[start of Supplied records]
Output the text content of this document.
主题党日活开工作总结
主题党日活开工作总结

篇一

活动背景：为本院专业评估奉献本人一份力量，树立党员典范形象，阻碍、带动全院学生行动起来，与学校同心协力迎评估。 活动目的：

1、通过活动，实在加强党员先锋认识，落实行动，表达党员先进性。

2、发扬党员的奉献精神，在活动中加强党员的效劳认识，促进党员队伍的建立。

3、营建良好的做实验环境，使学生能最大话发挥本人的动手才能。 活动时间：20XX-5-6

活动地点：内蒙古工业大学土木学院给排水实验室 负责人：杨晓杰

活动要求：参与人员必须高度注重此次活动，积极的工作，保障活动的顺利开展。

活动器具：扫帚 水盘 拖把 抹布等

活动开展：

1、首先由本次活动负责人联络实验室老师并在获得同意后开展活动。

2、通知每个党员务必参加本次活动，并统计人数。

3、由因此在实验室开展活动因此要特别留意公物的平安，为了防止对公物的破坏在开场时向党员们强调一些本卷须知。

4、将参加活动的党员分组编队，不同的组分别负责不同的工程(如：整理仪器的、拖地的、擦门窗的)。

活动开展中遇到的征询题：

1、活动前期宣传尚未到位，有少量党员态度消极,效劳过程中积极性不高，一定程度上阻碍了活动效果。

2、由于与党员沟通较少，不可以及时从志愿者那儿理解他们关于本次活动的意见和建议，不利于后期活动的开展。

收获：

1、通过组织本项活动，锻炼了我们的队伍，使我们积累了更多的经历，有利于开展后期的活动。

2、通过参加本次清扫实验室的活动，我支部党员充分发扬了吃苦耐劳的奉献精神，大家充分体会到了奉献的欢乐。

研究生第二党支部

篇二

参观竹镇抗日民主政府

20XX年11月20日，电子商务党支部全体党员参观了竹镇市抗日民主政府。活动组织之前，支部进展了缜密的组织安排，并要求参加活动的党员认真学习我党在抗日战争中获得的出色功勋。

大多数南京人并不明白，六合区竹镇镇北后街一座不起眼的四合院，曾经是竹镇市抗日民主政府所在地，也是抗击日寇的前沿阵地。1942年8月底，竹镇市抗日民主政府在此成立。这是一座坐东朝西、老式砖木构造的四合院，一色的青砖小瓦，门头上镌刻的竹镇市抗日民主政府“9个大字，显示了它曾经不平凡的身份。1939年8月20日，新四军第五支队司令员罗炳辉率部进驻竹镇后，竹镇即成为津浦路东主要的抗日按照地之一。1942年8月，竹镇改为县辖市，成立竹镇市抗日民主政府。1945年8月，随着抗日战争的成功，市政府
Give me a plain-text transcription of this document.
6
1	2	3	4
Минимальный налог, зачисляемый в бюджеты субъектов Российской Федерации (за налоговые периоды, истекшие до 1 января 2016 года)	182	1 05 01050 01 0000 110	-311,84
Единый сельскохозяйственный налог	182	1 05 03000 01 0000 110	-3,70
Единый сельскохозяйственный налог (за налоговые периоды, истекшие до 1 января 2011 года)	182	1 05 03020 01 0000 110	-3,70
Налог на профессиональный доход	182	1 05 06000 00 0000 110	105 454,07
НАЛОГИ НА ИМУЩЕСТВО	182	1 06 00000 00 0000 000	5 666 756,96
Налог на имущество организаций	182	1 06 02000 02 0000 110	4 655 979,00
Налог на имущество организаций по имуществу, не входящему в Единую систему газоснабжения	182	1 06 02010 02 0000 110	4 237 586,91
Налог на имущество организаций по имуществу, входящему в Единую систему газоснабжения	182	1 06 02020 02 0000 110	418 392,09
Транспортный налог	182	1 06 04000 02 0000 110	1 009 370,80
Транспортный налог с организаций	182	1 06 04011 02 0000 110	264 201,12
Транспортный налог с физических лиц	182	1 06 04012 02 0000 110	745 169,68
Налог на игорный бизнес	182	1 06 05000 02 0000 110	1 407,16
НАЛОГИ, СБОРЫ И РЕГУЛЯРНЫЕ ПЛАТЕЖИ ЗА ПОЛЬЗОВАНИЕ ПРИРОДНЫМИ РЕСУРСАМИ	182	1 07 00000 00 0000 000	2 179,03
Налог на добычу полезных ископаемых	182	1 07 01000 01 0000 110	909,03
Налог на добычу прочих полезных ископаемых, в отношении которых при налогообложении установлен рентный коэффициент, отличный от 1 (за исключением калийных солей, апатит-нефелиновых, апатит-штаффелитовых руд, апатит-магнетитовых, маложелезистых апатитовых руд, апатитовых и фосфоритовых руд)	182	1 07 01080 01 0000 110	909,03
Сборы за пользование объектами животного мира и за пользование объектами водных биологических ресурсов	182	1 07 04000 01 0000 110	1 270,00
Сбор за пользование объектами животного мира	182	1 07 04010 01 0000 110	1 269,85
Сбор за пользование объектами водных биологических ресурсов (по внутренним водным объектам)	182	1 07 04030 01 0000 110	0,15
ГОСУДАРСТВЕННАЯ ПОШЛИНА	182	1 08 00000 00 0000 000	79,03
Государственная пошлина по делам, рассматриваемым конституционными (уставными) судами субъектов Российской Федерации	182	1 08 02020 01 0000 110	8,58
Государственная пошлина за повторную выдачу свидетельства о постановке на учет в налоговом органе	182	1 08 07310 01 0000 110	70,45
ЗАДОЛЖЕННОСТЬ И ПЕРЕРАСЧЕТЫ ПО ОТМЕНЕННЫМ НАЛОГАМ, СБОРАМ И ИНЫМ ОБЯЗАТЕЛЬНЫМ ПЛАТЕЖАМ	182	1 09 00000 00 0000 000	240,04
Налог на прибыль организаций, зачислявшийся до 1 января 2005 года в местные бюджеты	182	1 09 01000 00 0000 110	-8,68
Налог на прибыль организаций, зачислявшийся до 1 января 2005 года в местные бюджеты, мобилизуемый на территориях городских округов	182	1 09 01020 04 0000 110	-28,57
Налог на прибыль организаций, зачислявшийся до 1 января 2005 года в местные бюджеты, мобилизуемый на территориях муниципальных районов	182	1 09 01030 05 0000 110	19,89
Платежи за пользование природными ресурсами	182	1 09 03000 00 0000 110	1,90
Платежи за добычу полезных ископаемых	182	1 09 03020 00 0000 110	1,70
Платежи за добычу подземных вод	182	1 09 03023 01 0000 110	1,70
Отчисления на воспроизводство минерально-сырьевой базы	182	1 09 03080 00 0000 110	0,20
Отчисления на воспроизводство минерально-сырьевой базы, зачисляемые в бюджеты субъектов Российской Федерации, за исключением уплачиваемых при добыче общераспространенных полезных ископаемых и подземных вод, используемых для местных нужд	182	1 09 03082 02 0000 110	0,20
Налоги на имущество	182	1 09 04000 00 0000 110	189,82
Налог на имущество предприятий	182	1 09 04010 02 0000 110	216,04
[end of Supplied records]
Written task: Identify the lines of the data that contain the word "года". Copy each of them.

Reply to the exercise:
Минимальный налог, зачисляемый в бюджеты субъектов Российской Федерации (за налоговые периоды, истекшие до 1 января 2016 года)	182	1 05 01050 01 0000 110	-311,84
Единый сельскохозяйственный налог (за налоговые периоды, истекшие до 1 января 2011 года)	182	1 05 03020 01 0000 110	-3,70
Налог на прибыль организаций, зачислявшийся до 1 января 2005 года в местные бюджеты	182	1 09 01000 00 0000 110	-8,68
Налог на прибыль организаций, зачислявшийся до 1 января 2005 года в местные бюджеты, мобилизуемый на территориях городских округов	182	1 09 01020 04 0000 110	-28,57
Налог на прибыль организаций, зачислявшийся до 1 января 2005 года в местные бюджеты, мобилизуемый на территориях муниципальных районов	182	1 09 01030 05 0000 110	19,89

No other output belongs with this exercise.